● **Aim of the task**
Return every line of the records below verbatim, with no pictures in the copy.

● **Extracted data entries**
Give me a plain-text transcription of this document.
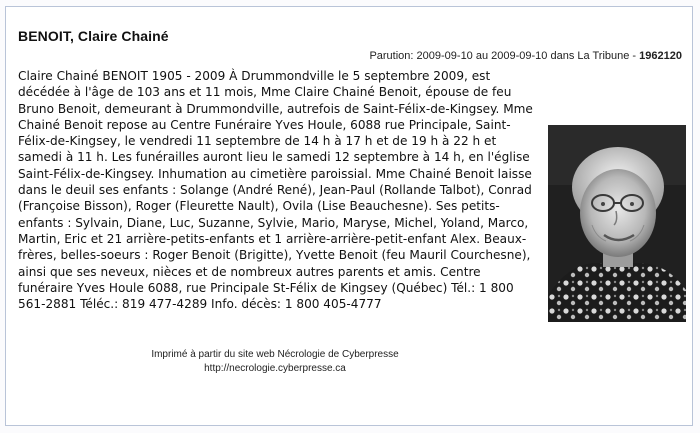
BENOIT, Claire Chainé
Parution: 2009-09-10 au 2009-09-10 dans La Tribune - 1962120
Claire Chainé BENOIT 1905 - 2009 À Drummondville le 5 septembre 2009, est décédée à l'âge de 103 ans et 11 mois, Mme Claire Chainé Benoit, épouse de feu Bruno Benoit, demeurant à Drummondville, autrefois de Saint-Félix-de-Kingsey. Mme Chainé Benoit repose au Centre Funéraire Yves Houle, 6088 rue Principale, Saint-Félix-de-Kingsey, le vendredi 11 septembre de 14 h à 17 h et de 19 h à 22 h et samedi à 11 h. Les funérailles auront lieu le samedi 12 septembre à 14 h, en l'église Saint-Félix-de-Kingsey. Inhumation au cimetière paroissial. Mme Chainé Benoit laisse dans le deuil ses enfants : Solange (André René), Jean-Paul (Rollande Talbot), Conrad (Françoise Bisson), Roger (Fleurette Nault), Ovila (Lise Beauchesne). Ses petits-enfants : Sylvain, Diane, Luc, Suzanne, Sylvie, Mario, Maryse, Michel, Yoland, Marco, Martin, Eric et 21 arrière-petits-enfants et 1 arrière-arrière-petit-enfant Alex. Beaux-frères, belles-soeurs : Roger Benoit (Brigitte), Yvette Benoit (feu Mauril Courchesne), ainsi que ses neveux, nièces et de nombreux autres parents et amis. Centre funéraire Yves Houle 6088, rue Principale St-Félix de Kingsey (Québec) Tél.: 1 800 561-2881 Téléc.: 819 477-4289 Info. décès: 1 800 405-4777
Imprimé à partir du site web Nécrologie de Cyberpresse
http://necrologie.cyberpresse.ca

● **Task response**
Give me a plain-text transcription of this document.
BENOIT, Claire Chainé
Parution: 2009-09-10 au 2009-09-10 dans La Tribune - 1962120
Claire Chainé BENOIT 1905 - 2009 À Drummondville le 5 septembre 2009, est décédée à l'âge de 103 ans et 11 mois, Mme Claire Chainé Benoit, épouse de feu Bruno Benoit, demeurant à Drummondville, autrefois de Saint-Félix-de-Kingsey. Mme Chainé Benoit repose au Centre Funéraire Yves Houle, 6088 rue Principale, Saint-Félix-de-Kingsey, le vendredi 11 septembre de 14 h à 17 h et de 19 h à 22 h et samedi à 11 h. Les funérailles auront lieu le samedi 12 septembre à 14 h, en l'église Saint-Félix-de-Kingsey. Inhumation au cimetière paroissial. Mme Chainé Benoit laisse dans le deuil ses enfants : Solange (André René), Jean-Paul (Rollande Talbot), Conrad (Françoise Bisson), Roger (Fleurette Nault), Ovila (Lise Beauchesne). Ses petits-enfants : Sylvain, Diane, Luc, Suzanne, Sylvie, Mario, Maryse, Michel, Yoland, Marco, Martin, Eric et 21 arrière-petits-enfants et 1 arrière-arrière-petit-enfant Alex. Beaux-frères, belles-soeurs : Roger Benoit (Brigitte), Yvette Benoit (feu Mauril Courchesne), ainsi que ses neveux, nièces et de nombreux autres parents et amis. Centre funéraire Yves Houle 6088, rue Principale St-Félix de Kingsey (Québec) Tél.: 1 800 561-2881 Téléc.: 819 477-4289 Info. décès: 1 800 405-4777
Imprimé à partir du site web Nécrologie de Cyberpresse
http://necrologie.cyberpresse.ca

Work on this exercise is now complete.